**EXTRACTED INFORMATION**:

# # # # # # #

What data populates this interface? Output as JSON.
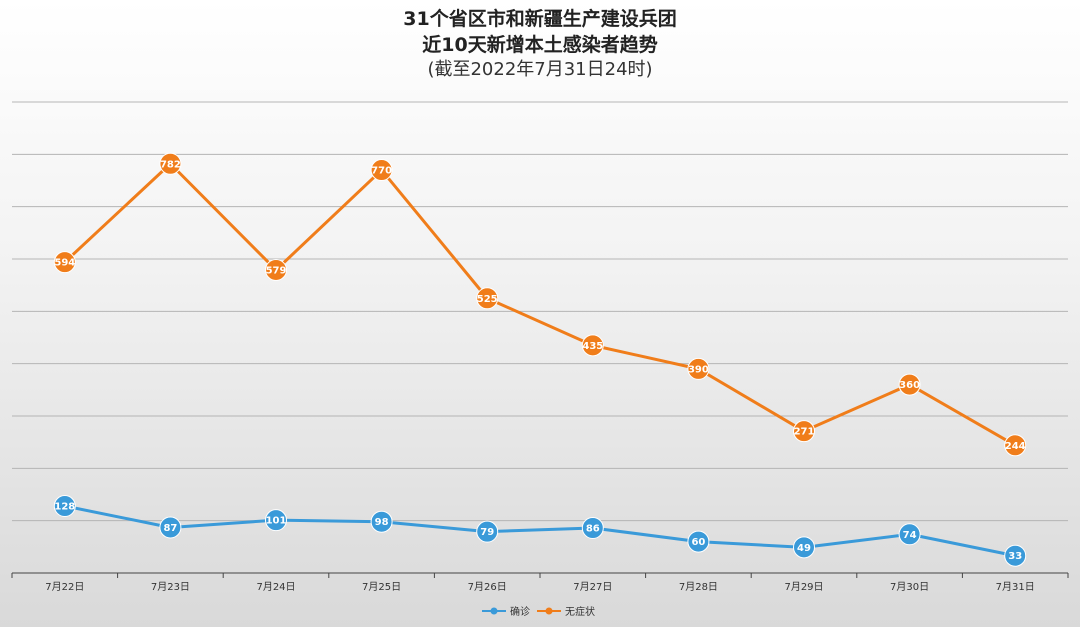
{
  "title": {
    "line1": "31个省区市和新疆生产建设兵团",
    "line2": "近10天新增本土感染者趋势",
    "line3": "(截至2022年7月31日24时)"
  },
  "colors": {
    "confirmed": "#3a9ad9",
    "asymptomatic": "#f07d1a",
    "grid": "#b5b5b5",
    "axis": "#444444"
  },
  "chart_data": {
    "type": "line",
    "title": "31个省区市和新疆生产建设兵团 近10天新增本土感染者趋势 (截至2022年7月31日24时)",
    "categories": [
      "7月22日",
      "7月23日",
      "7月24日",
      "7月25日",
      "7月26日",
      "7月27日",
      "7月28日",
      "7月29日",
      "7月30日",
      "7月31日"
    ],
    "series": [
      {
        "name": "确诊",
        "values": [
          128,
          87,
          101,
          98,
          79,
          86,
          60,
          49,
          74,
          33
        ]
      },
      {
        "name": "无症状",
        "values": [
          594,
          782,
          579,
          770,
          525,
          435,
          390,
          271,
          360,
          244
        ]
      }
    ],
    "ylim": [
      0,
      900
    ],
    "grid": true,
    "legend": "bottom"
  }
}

# # # # # # #

**GIVEN REQUEST**: Copy the records exactly as they appear, excluding images.

**EXERCISE RESULT**:
What data populates this interface? Output as JSON.
{
  "title": {
    "line1": "31个省区市和新疆生产建设兵团",
    "line2": "近10天新增本土感染者趋势",
    "line3": "(截至2022年7月31日24时)"
  },
  "colors": {
    "confirmed": "#3a9ad9",
    "asymptomatic": "#f07d1a",
    "grid": "#b5b5b5",
    "axis": "#444444"
  },
  "chart_data": {
    "type": "line",
    "title": "31个省区市和新疆生产建设兵团 近10天新增本土感染者趋势 (截至2022年7月31日24时)",
    "categories": [
      "7月22日",
      "7月23日",
      "7月24日",
      "7月25日",
      "7月26日",
      "7月27日",
      "7月28日",
      "7月29日",
      "7月30日",
      "7月31日"
    ],
    "series": [
      {
        "name": "确诊",
        "values": [
          128,
          87,
          101,
          98,
          79,
          86,
          60,
          49,
          74,
          33
        ]
      },
      {
        "name": "无症状",
        "values": [
          594,
          782,
          579,
          770,
          525,
          435,
          390,
          271,
          360,
          244
        ]
      }
    ],
    "ylim": [
      0,
      900
    ],
    "grid": true,
    "legend": "bottom"
  }
}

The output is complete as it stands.